Exercise aim
Could you output every line of the records below word for word, with the pictures left out?

Information supplied

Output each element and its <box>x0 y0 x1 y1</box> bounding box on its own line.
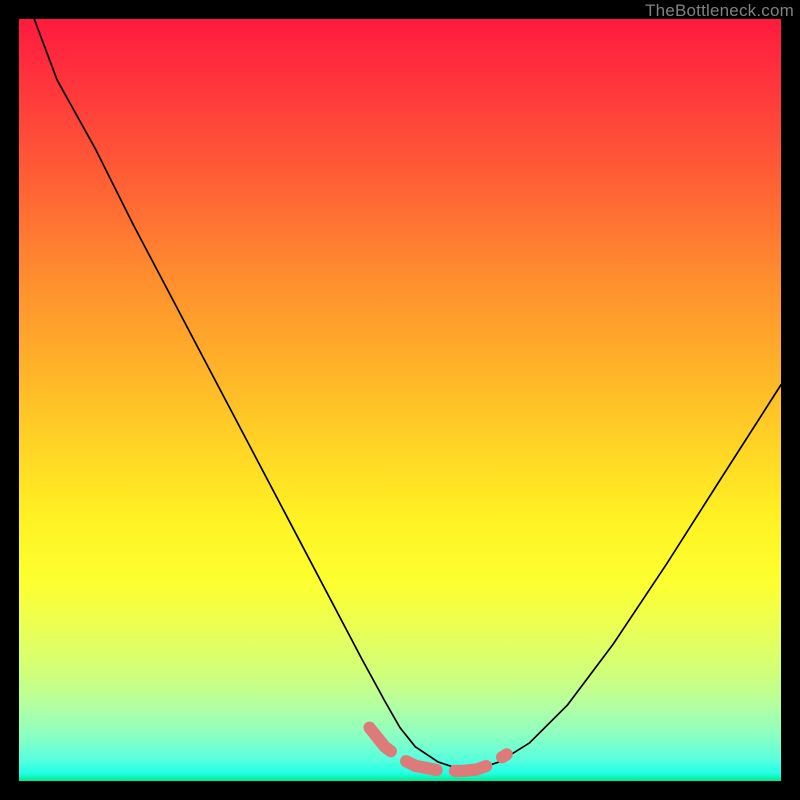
optimal-range-marker-line <box>370 728 507 771</box>
plot-series <box>34 19 781 771</box>
bottleneck-curve-line <box>34 19 781 770</box>
watermark-text: TheBottleneck.com <box>645 1 794 21</box>
bottleneck-plot <box>19 19 781 781</box>
chart-frame: TheBottleneck.com <box>0 0 800 800</box>
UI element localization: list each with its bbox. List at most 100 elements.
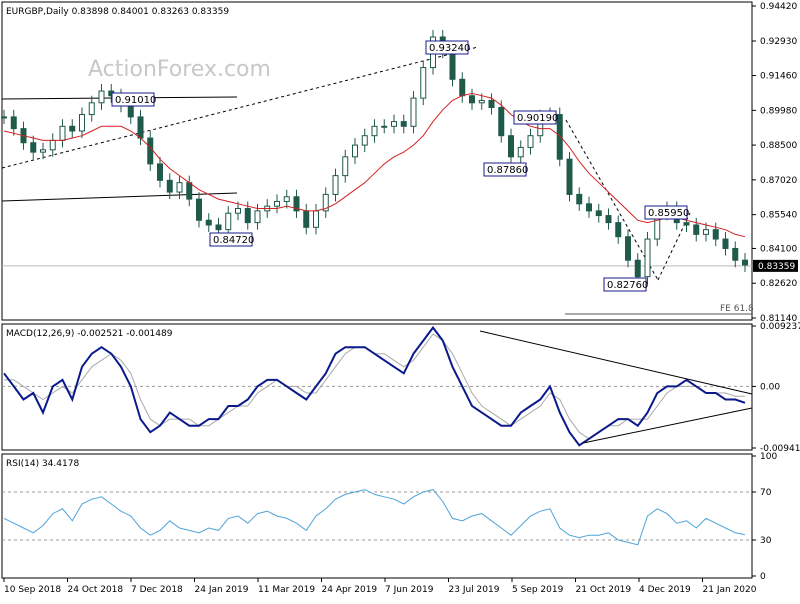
price-bar-body: [79, 114, 85, 132]
y-axis-labels: 0.94420 0.92930 0.91460 0.89980 0.88500 0.870…: [752, 2, 800, 582]
price-annotation-label: 0.91010: [115, 95, 156, 106]
price-bar-body: [196, 198, 202, 221]
moving-average-line: [3, 92, 746, 238]
price-bar-body: [244, 208, 251, 224]
price-bar-body: [147, 137, 154, 165]
price-bar-body: [703, 229, 709, 235]
price-annotation-label: 0.90190: [517, 113, 558, 124]
price-bar-body: [683, 222, 690, 226]
price-bar-body: [59, 125, 66, 141]
price-bar-body: [303, 210, 310, 228]
x-tick-label: 4 Dec 2019: [639, 585, 691, 595]
price-bar-body: [1, 116, 7, 119]
chart-window: ActionForex.com EURGBP,Daily 0.83898 0.8…: [0, 0, 800, 600]
price-bar-body: [176, 182, 183, 193]
y-tick-label: 0.009237: [760, 322, 800, 332]
price-bar-body: [235, 208, 241, 214]
y-tick-label: 30: [760, 536, 772, 546]
x-tick-label: 11 Mar 2019: [258, 585, 315, 595]
price-annotation-label: 0.84720: [213, 235, 254, 246]
price-bar-body: [49, 139, 56, 151]
price-bar-body: [742, 259, 748, 266]
price-bar-body: [712, 229, 719, 240]
price-bar-body: [274, 200, 280, 207]
price-bar-body: [332, 175, 339, 195]
price-bar-body: [391, 121, 397, 127]
price-bar-body: [342, 156, 349, 177]
y-tick-label: 70: [760, 488, 772, 498]
price-bar-body: [478, 99, 485, 104]
price-bar-body: [410, 97, 417, 127]
price-bar-body: [371, 125, 378, 137]
price-annotation-label: 0.82760: [607, 280, 648, 291]
macd-panel-title: MACD(12,26,9) -0.002521 -0.001489: [6, 329, 173, 339]
price-bar-body: [595, 210, 602, 217]
price-bar-body: [566, 158, 573, 195]
chart-canvas: ActionForex.com EURGBP,Daily 0.83898 0.8…: [1, 1, 800, 595]
price-bar-body: [644, 238, 651, 278]
rsi-panel-title: RSI(14) 34.4178: [6, 459, 79, 469]
x-axis-labels: 10 Sep 2018 24 Oct 2018 7 Dec 2018 24 Jan 2…: [3, 578, 757, 595]
price-bar-body: [157, 163, 163, 181]
price-bar-body: [449, 50, 456, 80]
rsi-panel-frame: [1, 453, 753, 579]
x-tick-label: 23 Jul 2019: [449, 585, 500, 595]
price-bar-body: [30, 142, 37, 153]
x-tick-label: 10 Sep 2018: [4, 585, 61, 595]
price-bar-body: [69, 125, 76, 132]
y-tick-label: 0.00: [760, 382, 780, 392]
price-bar-body: [400, 121, 407, 127]
price-bar-body: [215, 224, 222, 231]
y-tick-label: 0.82620: [760, 279, 797, 289]
price-bar-body: [40, 149, 46, 153]
watermark-text: ActionForex.com: [88, 57, 271, 82]
price-bar-body: [615, 222, 622, 238]
y-tick-label: 0: [760, 572, 766, 582]
price-bar-body: [254, 210, 261, 224]
price-panel-title: EURGBP,Daily 0.83898 0.84001 0.83263 0.8…: [6, 7, 229, 17]
y-tick-label: 0.88500: [760, 141, 797, 151]
price-bar-body: [732, 247, 739, 261]
price-annotation-label: 0.93240: [429, 43, 470, 54]
price-bar-body: [205, 219, 212, 226]
x-tick-label: 24 Apr 2019: [322, 585, 378, 595]
price-bar-body: [488, 99, 495, 108]
price-bar-body: [517, 146, 524, 158]
price-bar-body: [88, 102, 95, 116]
price-bar-body: [459, 78, 466, 97]
x-tick-label: 7 Jun 2019: [385, 585, 434, 595]
price-bar-body: [605, 215, 612, 224]
price-bar-body: [420, 67, 427, 99]
y-tick-label: 0.94420: [760, 2, 797, 12]
y-tick-label: 100: [760, 452, 777, 462]
y-tick-label: 0.87020: [760, 176, 797, 186]
price-bar-body: [625, 236, 631, 261]
price-bar-body: [498, 106, 505, 137]
x-tick-label: 24 Oct 2018: [68, 585, 124, 595]
x-tick-label: 21 Oct 2019: [576, 585, 632, 595]
rsi-line: [3, 489, 746, 546]
y-tick-label: 0.85540: [760, 211, 797, 221]
price-bar-body: [361, 135, 368, 146]
price-bar-body: [527, 135, 534, 148]
fe-annotation-label: FE 61.8: [720, 304, 754, 314]
price-bar-body: [166, 179, 173, 193]
price-bar-body: [352, 144, 358, 158]
price-bar-body: [225, 212, 232, 231]
y-tick-label: 0.84100: [760, 244, 797, 254]
price-bar-body: [576, 193, 583, 205]
price-annotation-label: 0.87860: [487, 165, 528, 176]
price-bar-body: [127, 104, 134, 118]
price-bar-body: [186, 182, 193, 200]
rsi-series: [2, 489, 752, 546]
x-tick-label: 7 Dec 2018: [131, 585, 183, 595]
price-bar-body: [634, 259, 641, 278]
price-bar-body: [10, 116, 17, 130]
y-tick-label: 0.92930: [760, 37, 797, 47]
price-bar-body: [586, 203, 592, 212]
last-price-label: 0.83359: [758, 262, 795, 272]
price-bar-body: [98, 90, 105, 104]
price-bar-body: [722, 238, 729, 249]
price-annotation-label: 0.85950: [648, 208, 689, 219]
macd-series: [2, 325, 753, 447]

Task solution
Output each element and its <box>x0 y0 x1 y1</box> bounding box on its own line.
optimal-range-marker-line <box>370 728 507 771</box>
plot-series <box>34 19 781 771</box>
bottleneck-curve-line <box>34 19 781 770</box>
watermark-text: TheBottleneck.com <box>645 1 794 21</box>
bottleneck-plot <box>19 19 781 781</box>
chart-frame: TheBottleneck.com <box>0 0 800 800</box>
UI element localization: list each with its bbox. List at most 100 elements.
price-bar-body: [79, 114, 85, 132]
y-axis-labels: 0.94420 0.92930 0.91460 0.89980 0.88500 0.870…: [752, 2, 800, 582]
price-annotation-label: 0.91010: [115, 95, 156, 106]
price-bar-body: [196, 198, 202, 221]
moving-average-line: [3, 92, 746, 238]
price-bar-body: [244, 208, 251, 224]
price-bar-body: [147, 137, 154, 165]
price-bar-body: [703, 229, 709, 235]
price-annotation-label: 0.90190: [517, 113, 558, 124]
price-bar-body: [683, 222, 690, 226]
price-bar-body: [59, 125, 66, 141]
price-bar-body: [303, 210, 310, 228]
x-tick-label: 4 Dec 2019: [639, 585, 691, 595]
price-bar-body: [1, 116, 7, 119]
chart-window: ActionForex.com EURGBP,Daily 0.83898 0.8…: [0, 0, 800, 600]
price-bar-body: [176, 182, 183, 193]
y-tick-label: 0.009237: [760, 322, 800, 332]
price-bar-body: [235, 208, 241, 214]
y-tick-label: 30: [760, 536, 772, 546]
x-tick-label: 11 Mar 2019: [258, 585, 315, 595]
price-annotation-label: 0.84720: [213, 235, 254, 246]
price-bar-body: [49, 139, 56, 151]
price-bar-body: [742, 259, 748, 266]
price-bar-body: [712, 229, 719, 240]
price-bar-body: [274, 200, 280, 207]
price-bar-body: [332, 175, 339, 195]
price-bar-body: [391, 121, 397, 127]
price-bar-body: [342, 156, 349, 177]
y-tick-label: 70: [760, 488, 772, 498]
price-bar-body: [478, 99, 485, 104]
price-bar-body: [410, 97, 417, 127]
price-bar-body: [371, 125, 378, 137]
price-annotation-label: 0.82760: [607, 280, 648, 291]
macd-panel-title: MACD(12,26,9) -0.002521 -0.001489: [6, 329, 173, 339]
price-bar-body: [595, 210, 602, 217]
price-bar-body: [566, 158, 573, 195]
chart-canvas: ActionForex.com EURGBP,Daily 0.83898 0.8…: [1, 1, 800, 595]
price-bar-body: [644, 238, 651, 278]
rsi-panel-title: RSI(14) 34.4178: [6, 459, 79, 469]
x-axis-labels: 10 Sep 2018 24 Oct 2018 7 Dec 2018 24 Jan 2…: [3, 578, 757, 595]
price-bar-body: [157, 163, 163, 181]
price-bar-body: [449, 50, 456, 80]
rsi-panel-frame: [1, 453, 753, 579]
x-tick-label: 23 Jul 2019: [449, 585, 500, 595]
price-bar-body: [30, 142, 37, 153]
x-tick-label: 10 Sep 2018: [4, 585, 61, 595]
price-bar-body: [69, 125, 76, 132]
y-tick-label: 0.00: [760, 382, 780, 392]
price-bar-body: [400, 121, 407, 127]
price-bar-body: [215, 224, 222, 231]
y-tick-label: 0.82620: [760, 279, 797, 289]
price-bar-body: [40, 149, 46, 153]
watermark-text: ActionForex.com: [88, 57, 271, 82]
price-bar-body: [615, 222, 622, 238]
y-tick-label: 0: [760, 572, 766, 582]
price-bar-body: [254, 210, 261, 224]
price-panel-title: EURGBP,Daily 0.83898 0.84001 0.83263 0.8…: [6, 7, 229, 17]
y-tick-label: 0.88500: [760, 141, 797, 151]
price-bar-body: [732, 247, 739, 261]
price-annotation-label: 0.93240: [429, 43, 470, 54]
price-bar-body: [205, 219, 212, 226]
x-tick-label: 24 Apr 2019: [322, 585, 378, 595]
price-bar-body: [488, 99, 495, 108]
price-bar-body: [517, 146, 524, 158]
price-bar-body: [88, 102, 95, 116]
price-bar-body: [459, 78, 466, 97]
x-tick-label: 7 Jun 2019: [385, 585, 434, 595]
price-bar-body: [605, 215, 612, 224]
price-bar-body: [420, 67, 427, 99]
y-tick-label: 0.94420: [760, 2, 797, 12]
y-tick-label: 100: [760, 452, 777, 462]
y-tick-label: 0.87020: [760, 176, 797, 186]
price-bar-body: [625, 236, 631, 261]
price-bar-body: [498, 106, 505, 137]
x-tick-label: 24 Oct 2018: [68, 585, 124, 595]
x-tick-label: 21 Oct 2019: [576, 585, 632, 595]
rsi-line: [3, 489, 746, 546]
y-tick-label: 0.85540: [760, 211, 797, 221]
price-bar-body: [361, 135, 368, 146]
price-bar-body: [527, 135, 534, 148]
fe-annotation-label: FE 61.8: [720, 304, 754, 314]
price-bar-body: [166, 179, 173, 193]
price-bar-body: [352, 144, 358, 158]
price-bar-body: [225, 212, 232, 231]
y-tick-label: 0.84100: [760, 244, 797, 254]
price-bar-body: [576, 193, 583, 205]
price-annotation-label: 0.87860: [487, 165, 528, 176]
price-bar-body: [127, 104, 134, 118]
price-bar-body: [186, 182, 193, 200]
rsi-series: [2, 489, 752, 546]
x-tick-label: 7 Dec 2018: [131, 585, 183, 595]
price-bar-body: [634, 259, 641, 278]
price-bar-body: [10, 116, 17, 130]
y-tick-label: 0.92930: [760, 37, 797, 47]
price-bar-body: [586, 203, 592, 212]
last-price-label: 0.83359: [758, 262, 795, 272]
price-bar-body: [98, 90, 105, 104]
price-bar-body: [722, 238, 729, 249]
price-annotation-label: 0.85950: [648, 208, 689, 219]
macd-series: [2, 325, 753, 447]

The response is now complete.